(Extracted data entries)
● ● ● ●
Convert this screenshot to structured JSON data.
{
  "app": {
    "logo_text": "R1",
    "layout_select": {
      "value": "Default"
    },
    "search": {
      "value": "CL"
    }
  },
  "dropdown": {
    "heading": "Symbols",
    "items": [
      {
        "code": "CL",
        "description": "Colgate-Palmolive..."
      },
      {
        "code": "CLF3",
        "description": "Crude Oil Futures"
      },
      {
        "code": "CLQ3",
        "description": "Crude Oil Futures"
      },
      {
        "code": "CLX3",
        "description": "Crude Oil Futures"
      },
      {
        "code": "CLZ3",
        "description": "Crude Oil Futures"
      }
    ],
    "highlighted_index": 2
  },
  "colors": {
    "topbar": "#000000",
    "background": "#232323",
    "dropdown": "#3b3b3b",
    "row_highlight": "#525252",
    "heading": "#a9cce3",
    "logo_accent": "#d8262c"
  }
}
● ● ● ●
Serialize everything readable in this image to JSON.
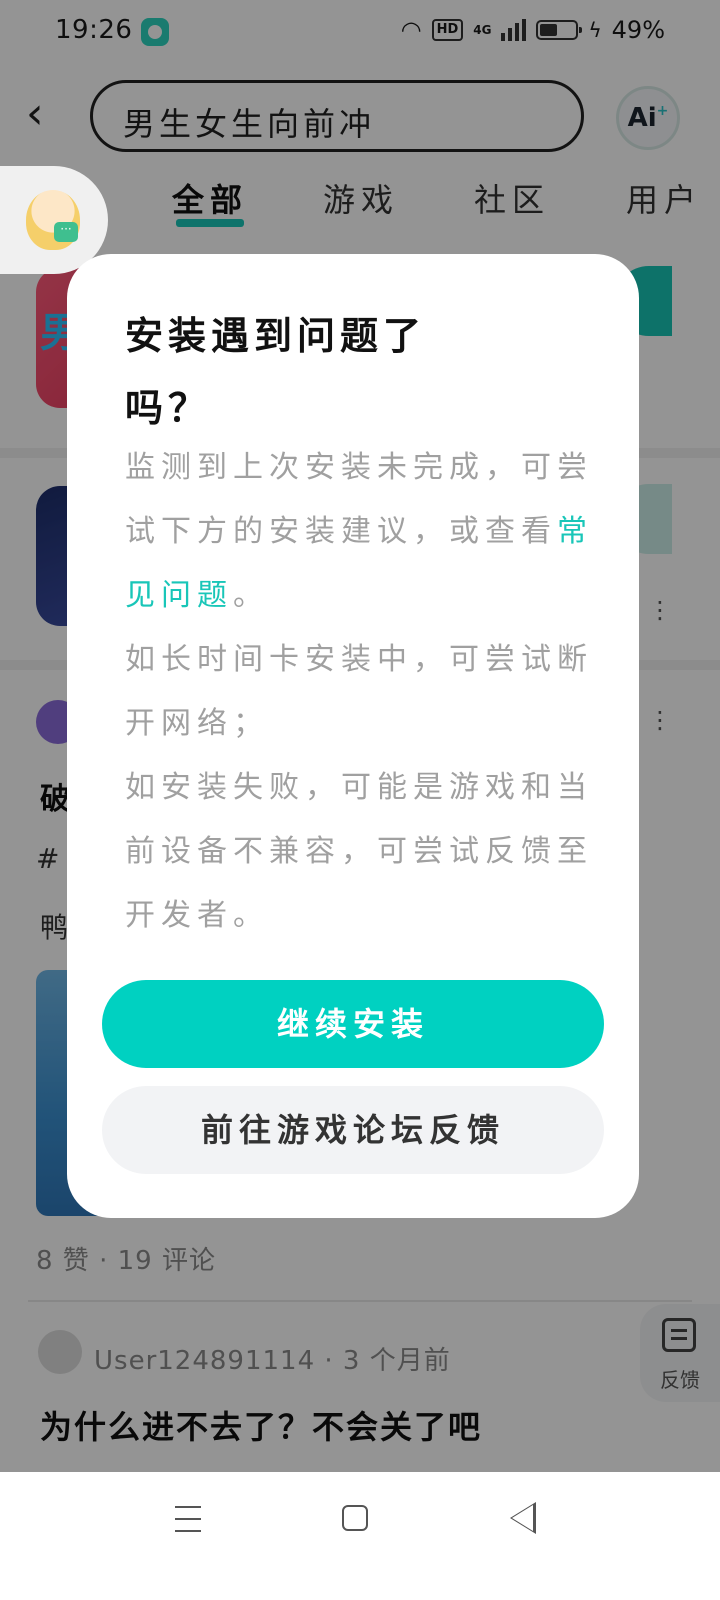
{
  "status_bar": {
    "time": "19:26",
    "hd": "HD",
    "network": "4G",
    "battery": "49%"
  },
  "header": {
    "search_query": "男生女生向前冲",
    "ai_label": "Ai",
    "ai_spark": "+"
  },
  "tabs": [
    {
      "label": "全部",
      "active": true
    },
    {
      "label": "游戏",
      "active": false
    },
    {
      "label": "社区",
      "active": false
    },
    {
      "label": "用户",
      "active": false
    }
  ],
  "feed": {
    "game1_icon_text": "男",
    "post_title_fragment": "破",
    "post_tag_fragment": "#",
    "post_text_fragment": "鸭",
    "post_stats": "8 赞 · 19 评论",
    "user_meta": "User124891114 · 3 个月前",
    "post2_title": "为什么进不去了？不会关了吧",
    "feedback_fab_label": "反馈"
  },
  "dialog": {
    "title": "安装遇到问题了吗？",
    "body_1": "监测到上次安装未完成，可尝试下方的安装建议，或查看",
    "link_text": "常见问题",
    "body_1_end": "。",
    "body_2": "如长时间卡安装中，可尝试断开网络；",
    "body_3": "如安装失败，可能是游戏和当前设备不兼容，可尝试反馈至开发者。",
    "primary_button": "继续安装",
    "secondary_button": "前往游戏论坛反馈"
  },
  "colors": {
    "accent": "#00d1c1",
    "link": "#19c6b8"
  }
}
● ● ● ●
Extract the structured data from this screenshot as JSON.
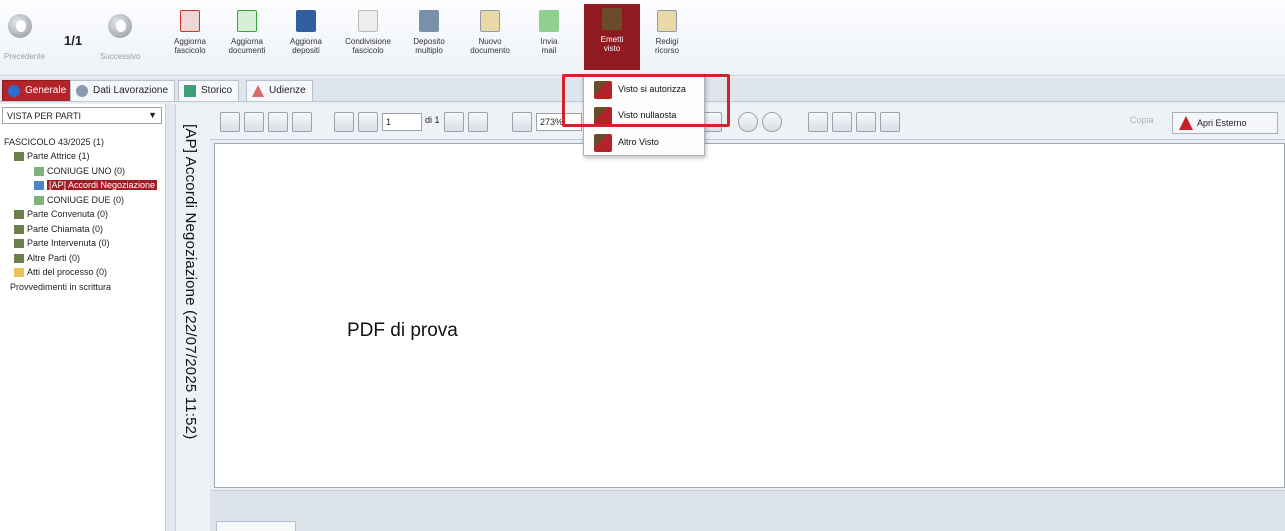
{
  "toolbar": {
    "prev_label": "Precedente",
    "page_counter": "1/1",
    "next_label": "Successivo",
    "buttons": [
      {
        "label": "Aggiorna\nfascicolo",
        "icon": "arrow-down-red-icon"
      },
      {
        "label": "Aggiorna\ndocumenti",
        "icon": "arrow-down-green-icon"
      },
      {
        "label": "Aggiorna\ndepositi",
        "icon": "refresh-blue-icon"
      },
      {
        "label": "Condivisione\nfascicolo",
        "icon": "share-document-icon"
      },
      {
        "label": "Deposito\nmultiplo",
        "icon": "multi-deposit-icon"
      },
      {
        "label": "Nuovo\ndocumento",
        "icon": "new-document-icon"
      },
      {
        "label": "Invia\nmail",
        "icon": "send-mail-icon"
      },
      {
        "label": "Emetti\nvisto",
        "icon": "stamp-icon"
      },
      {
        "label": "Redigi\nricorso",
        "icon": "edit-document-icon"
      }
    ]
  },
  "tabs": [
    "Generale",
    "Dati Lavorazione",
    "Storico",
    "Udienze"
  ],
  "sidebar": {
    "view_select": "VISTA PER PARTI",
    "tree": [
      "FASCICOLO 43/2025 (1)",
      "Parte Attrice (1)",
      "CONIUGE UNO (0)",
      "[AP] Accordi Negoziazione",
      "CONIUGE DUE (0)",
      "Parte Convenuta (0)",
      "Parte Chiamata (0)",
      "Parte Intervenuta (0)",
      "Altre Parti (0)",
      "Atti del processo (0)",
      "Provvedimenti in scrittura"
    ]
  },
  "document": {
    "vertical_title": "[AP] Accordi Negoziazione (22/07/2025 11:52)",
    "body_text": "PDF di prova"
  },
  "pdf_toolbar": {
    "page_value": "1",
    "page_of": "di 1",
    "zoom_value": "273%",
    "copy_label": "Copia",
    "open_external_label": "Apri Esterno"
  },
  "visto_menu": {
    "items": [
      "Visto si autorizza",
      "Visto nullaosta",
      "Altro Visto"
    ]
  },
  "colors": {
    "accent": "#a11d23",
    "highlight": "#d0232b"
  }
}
● ● ● ●
List all lines where "nfascicolo" occurs.

Task result
        "label": "Aggiorna\nfascicolo",
        "label": "Condivisione\nfascicolo",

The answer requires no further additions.